Output each entry that follows exactly. Images stay out.

## BEGIN Stored records

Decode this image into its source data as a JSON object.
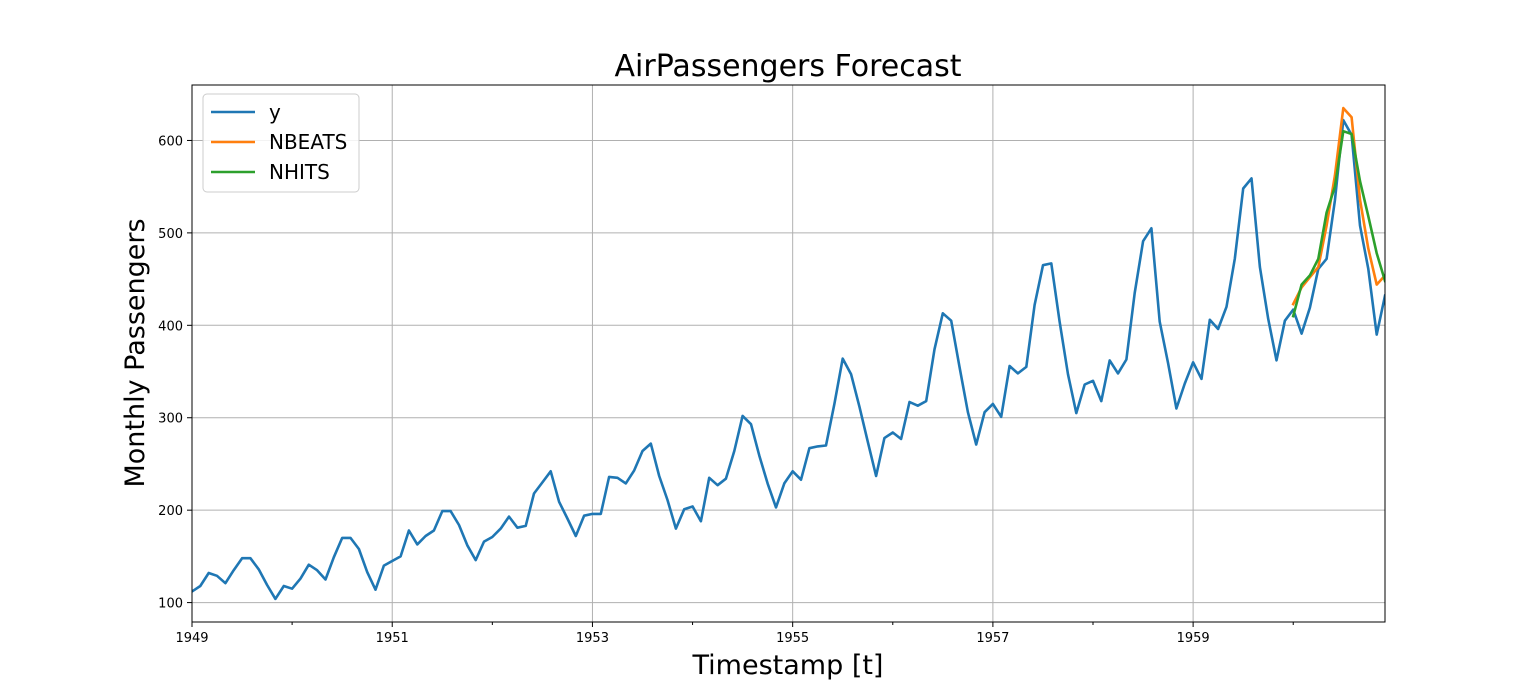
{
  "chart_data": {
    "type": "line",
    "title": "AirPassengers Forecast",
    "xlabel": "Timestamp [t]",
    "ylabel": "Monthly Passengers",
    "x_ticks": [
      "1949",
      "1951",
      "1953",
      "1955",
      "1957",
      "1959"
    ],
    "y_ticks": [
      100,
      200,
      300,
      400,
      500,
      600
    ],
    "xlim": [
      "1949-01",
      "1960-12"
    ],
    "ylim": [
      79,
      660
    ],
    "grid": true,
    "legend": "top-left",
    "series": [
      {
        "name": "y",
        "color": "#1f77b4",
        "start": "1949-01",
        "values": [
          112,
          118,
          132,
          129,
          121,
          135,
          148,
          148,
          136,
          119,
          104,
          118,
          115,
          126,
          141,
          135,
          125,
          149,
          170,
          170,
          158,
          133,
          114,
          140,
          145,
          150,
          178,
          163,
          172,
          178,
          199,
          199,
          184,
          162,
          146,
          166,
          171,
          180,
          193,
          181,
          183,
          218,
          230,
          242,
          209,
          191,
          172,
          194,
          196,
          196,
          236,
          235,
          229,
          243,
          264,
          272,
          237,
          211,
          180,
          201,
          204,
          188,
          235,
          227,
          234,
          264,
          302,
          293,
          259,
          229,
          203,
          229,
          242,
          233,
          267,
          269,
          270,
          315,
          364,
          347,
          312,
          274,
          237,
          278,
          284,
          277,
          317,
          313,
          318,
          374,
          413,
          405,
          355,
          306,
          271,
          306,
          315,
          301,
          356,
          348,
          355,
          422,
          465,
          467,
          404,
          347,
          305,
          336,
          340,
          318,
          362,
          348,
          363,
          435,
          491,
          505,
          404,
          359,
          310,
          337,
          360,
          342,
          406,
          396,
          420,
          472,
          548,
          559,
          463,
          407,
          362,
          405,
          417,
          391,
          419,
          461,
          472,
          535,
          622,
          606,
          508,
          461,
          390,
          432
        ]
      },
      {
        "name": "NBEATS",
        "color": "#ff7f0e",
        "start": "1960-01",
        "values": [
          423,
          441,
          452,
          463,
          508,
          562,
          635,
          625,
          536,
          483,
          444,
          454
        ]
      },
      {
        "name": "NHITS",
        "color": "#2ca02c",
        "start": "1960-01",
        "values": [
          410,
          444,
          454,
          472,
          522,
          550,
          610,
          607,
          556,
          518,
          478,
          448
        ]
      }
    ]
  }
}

## END Stored records

Result of this task:
Decode this image into its source data as a JSON object.
{
  "chart_data": {
    "type": "line",
    "title": "AirPassengers Forecast",
    "xlabel": "Timestamp [t]",
    "ylabel": "Monthly Passengers",
    "x_ticks": [
      "1949",
      "1951",
      "1953",
      "1955",
      "1957",
      "1959"
    ],
    "y_ticks": [
      100,
      200,
      300,
      400,
      500,
      600
    ],
    "xlim": [
      "1949-01",
      "1960-12"
    ],
    "ylim": [
      79,
      660
    ],
    "grid": true,
    "legend": "top-left",
    "series": [
      {
        "name": "y",
        "color": "#1f77b4",
        "start": "1949-01",
        "values": [
          112,
          118,
          132,
          129,
          121,
          135,
          148,
          148,
          136,
          119,
          104,
          118,
          115,
          126,
          141,
          135,
          125,
          149,
          170,
          170,
          158,
          133,
          114,
          140,
          145,
          150,
          178,
          163,
          172,
          178,
          199,
          199,
          184,
          162,
          146,
          166,
          171,
          180,
          193,
          181,
          183,
          218,
          230,
          242,
          209,
          191,
          172,
          194,
          196,
          196,
          236,
          235,
          229,
          243,
          264,
          272,
          237,
          211,
          180,
          201,
          204,
          188,
          235,
          227,
          234,
          264,
          302,
          293,
          259,
          229,
          203,
          229,
          242,
          233,
          267,
          269,
          270,
          315,
          364,
          347,
          312,
          274,
          237,
          278,
          284,
          277,
          317,
          313,
          318,
          374,
          413,
          405,
          355,
          306,
          271,
          306,
          315,
          301,
          356,
          348,
          355,
          422,
          465,
          467,
          404,
          347,
          305,
          336,
          340,
          318,
          362,
          348,
          363,
          435,
          491,
          505,
          404,
          359,
          310,
          337,
          360,
          342,
          406,
          396,
          420,
          472,
          548,
          559,
          463,
          407,
          362,
          405,
          417,
          391,
          419,
          461,
          472,
          535,
          622,
          606,
          508,
          461,
          390,
          432
        ]
      },
      {
        "name": "NBEATS",
        "color": "#ff7f0e",
        "start": "1960-01",
        "values": [
          423,
          441,
          452,
          463,
          508,
          562,
          635,
          625,
          536,
          483,
          444,
          454
        ]
      },
      {
        "name": "NHITS",
        "color": "#2ca02c",
        "start": "1960-01",
        "values": [
          410,
          444,
          454,
          472,
          522,
          550,
          610,
          607,
          556,
          518,
          478,
          448
        ]
      }
    ]
  }
}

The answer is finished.